Stored dataset items

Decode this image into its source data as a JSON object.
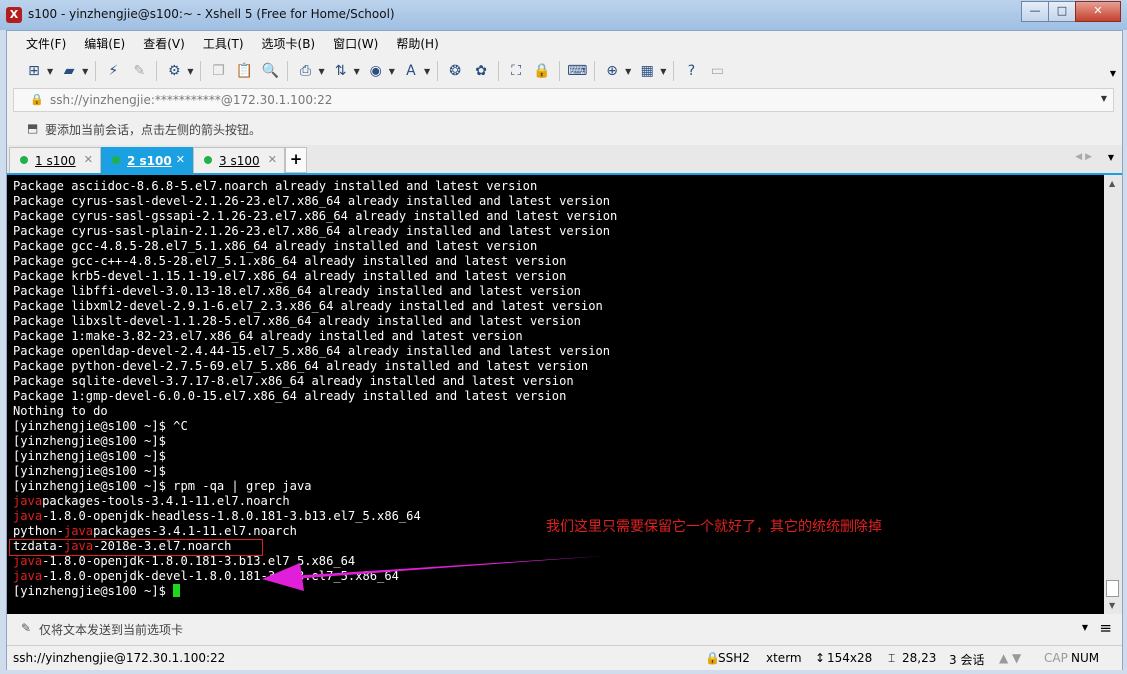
{
  "window": {
    "title": "s100 - yinzhengjie@s100:~ - Xshell 5 (Free for Home/School)",
    "app_icon": "xshell-logo",
    "buttons": [
      "minimize-icon",
      "maximize-icon",
      "close-icon"
    ]
  },
  "menu": [
    "文件(F)",
    "编辑(E)",
    "查看(V)",
    "工具(T)",
    "选项卡(B)",
    "窗口(W)",
    "帮助(H)"
  ],
  "address": {
    "text": "ssh://yinzhengjie:***********@172.30.1.100:22"
  },
  "hint": {
    "text": "要添加当前会话，点击左侧的箭头按钮。"
  },
  "tabs": [
    {
      "label": "1 s100",
      "active": false
    },
    {
      "label": "2 s100",
      "active": true
    },
    {
      "label": "3 s100",
      "active": false
    }
  ],
  "terminal": {
    "lines": [
      "Package asciidoc-8.6.8-5.el7.noarch already installed and latest version",
      "Package cyrus-sasl-devel-2.1.26-23.el7.x86_64 already installed and latest version",
      "Package cyrus-sasl-gssapi-2.1.26-23.el7.x86_64 already installed and latest version",
      "Package cyrus-sasl-plain-2.1.26-23.el7.x86_64 already installed and latest version",
      "Package gcc-4.8.5-28.el7_5.1.x86_64 already installed and latest version",
      "Package gcc-c++-4.8.5-28.el7_5.1.x86_64 already installed and latest version",
      "Package krb5-devel-1.15.1-19.el7.x86_64 already installed and latest version",
      "Package libffi-devel-3.0.13-18.el7.x86_64 already installed and latest version",
      "Package libxml2-devel-2.9.1-6.el7_2.3.x86_64 already installed and latest version",
      "Package libxslt-devel-1.1.28-5.el7.x86_64 already installed and latest version",
      "Package 1:make-3.82-23.el7.x86_64 already installed and latest version",
      "Package openldap-devel-2.4.44-15.el7_5.x86_64 already installed and latest version",
      "Package python-devel-2.7.5-69.el7_5.x86_64 already installed and latest version",
      "Package sqlite-devel-3.7.17-8.el7.x86_64 already installed and latest version",
      "Package 1:gmp-devel-6.0.0-15.el7.x86_64 already installed and latest version",
      "Nothing to do",
      "[yinzhengjie@s100 ~]$ ^C",
      "[yinzhengjie@s100 ~]$",
      "[yinzhengjie@s100 ~]$",
      "[yinzhengjie@s100 ~]$",
      "[yinzhengjie@s100 ~]$ rpm -qa | grep java"
    ],
    "grep_results": [
      {
        "pre": "",
        "match": "java",
        "post": "packages-tools-3.4.1-11.el7.noarch"
      },
      {
        "pre": "",
        "match": "java",
        "post": "-1.8.0-openjdk-headless-1.8.0.181-3.b13.el7_5.x86_64"
      },
      {
        "pre": "python-",
        "match": "java",
        "post": "packages-3.4.1-11.el7.noarch"
      },
      {
        "pre": "tzdata-",
        "match": "java",
        "post": "-2018e-3.el7.noarch"
      },
      {
        "pre": "",
        "match": "java",
        "post": "-1.8.0-openjdk-1.8.0.181-3.b13.el7_5.x86_64"
      },
      {
        "pre": "",
        "match": "java",
        "post": "-1.8.0-openjdk-devel-1.8.0.181-3.b13.el7_5.x86_64"
      }
    ],
    "prompt": "[yinzhengjie@s100 ~]$ ",
    "annotation": "我们这里只需要保留它一个就好了，其它的统统删除掉",
    "colors": {
      "background": "#000000",
      "text": "#ffffff",
      "match": "#e02020",
      "cursor": "#1ed81e",
      "arrow": "#e020d8"
    }
  },
  "compose": {
    "placeholder": "仅将文本发送到当前选项卡"
  },
  "status": {
    "connection": "ssh://yinzhengjie@172.30.1.100:22",
    "protocol": "SSH2",
    "term": "xterm",
    "size": "154x28",
    "cursor_pos": "28,23",
    "sessions": "3 会话",
    "cap": "CAP",
    "num": "NUM"
  }
}
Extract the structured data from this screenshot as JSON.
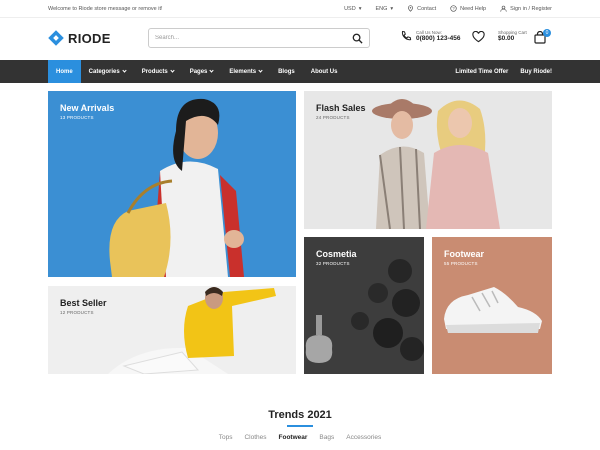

▸ EXERCISE OBJECTIVE
Show the lines of the material that contain the word "packages".

▸ OUTPUT FOR THIS EXERCISE
        "post": "packages-tools-3.4.1-11.el7.noarch"
        "post": "packages-3.4.1-11.el7.noarch"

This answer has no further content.